> **Directions for this task**
Copy each line of the data below, character for character.

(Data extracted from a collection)
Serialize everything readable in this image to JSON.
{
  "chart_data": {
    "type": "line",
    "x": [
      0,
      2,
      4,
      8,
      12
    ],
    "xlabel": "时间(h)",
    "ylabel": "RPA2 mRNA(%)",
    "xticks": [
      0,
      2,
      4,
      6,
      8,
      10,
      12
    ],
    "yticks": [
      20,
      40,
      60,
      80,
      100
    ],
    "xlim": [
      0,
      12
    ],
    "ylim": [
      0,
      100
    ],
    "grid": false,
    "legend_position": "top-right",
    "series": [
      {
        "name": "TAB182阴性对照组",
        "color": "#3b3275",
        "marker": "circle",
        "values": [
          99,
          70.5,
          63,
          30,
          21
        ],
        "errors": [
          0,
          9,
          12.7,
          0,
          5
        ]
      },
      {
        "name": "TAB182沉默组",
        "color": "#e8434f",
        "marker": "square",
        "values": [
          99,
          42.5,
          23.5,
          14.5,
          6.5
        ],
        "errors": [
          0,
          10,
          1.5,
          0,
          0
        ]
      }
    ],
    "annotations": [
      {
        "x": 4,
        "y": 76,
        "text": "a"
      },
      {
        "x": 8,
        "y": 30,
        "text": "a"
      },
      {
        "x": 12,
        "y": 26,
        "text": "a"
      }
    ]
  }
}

> **Worked solution**
Serialize everything readable in this image to JSON.
{
  "chart_data": {
    "type": "line",
    "x": [
      0,
      2,
      4,
      8,
      12
    ],
    "xlabel": "时间(h)",
    "ylabel": "RPA2 mRNA(%)",
    "xticks": [
      0,
      2,
      4,
      6,
      8,
      10,
      12
    ],
    "yticks": [
      20,
      40,
      60,
      80,
      100
    ],
    "xlim": [
      0,
      12
    ],
    "ylim": [
      0,
      100
    ],
    "grid": false,
    "legend_position": "top-right",
    "series": [
      {
        "name": "TAB182阴性对照组",
        "color": "#3b3275",
        "marker": "circle",
        "values": [
          99,
          70.5,
          63,
          30,
          21
        ],
        "errors": [
          0,
          9,
          12.7,
          0,
          5
        ]
      },
      {
        "name": "TAB182沉默组",
        "color": "#e8434f",
        "marker": "square",
        "values": [
          99,
          42.5,
          23.5,
          14.5,
          6.5
        ],
        "errors": [
          0,
          10,
          1.5,
          0,
          0
        ]
      }
    ],
    "annotations": [
      {
        "x": 4,
        "y": 76,
        "text": "a"
      },
      {
        "x": 8,
        "y": 30,
        "text": "a"
      },
      {
        "x": 12,
        "y": 26,
        "text": "a"
      }
    ]
  }
}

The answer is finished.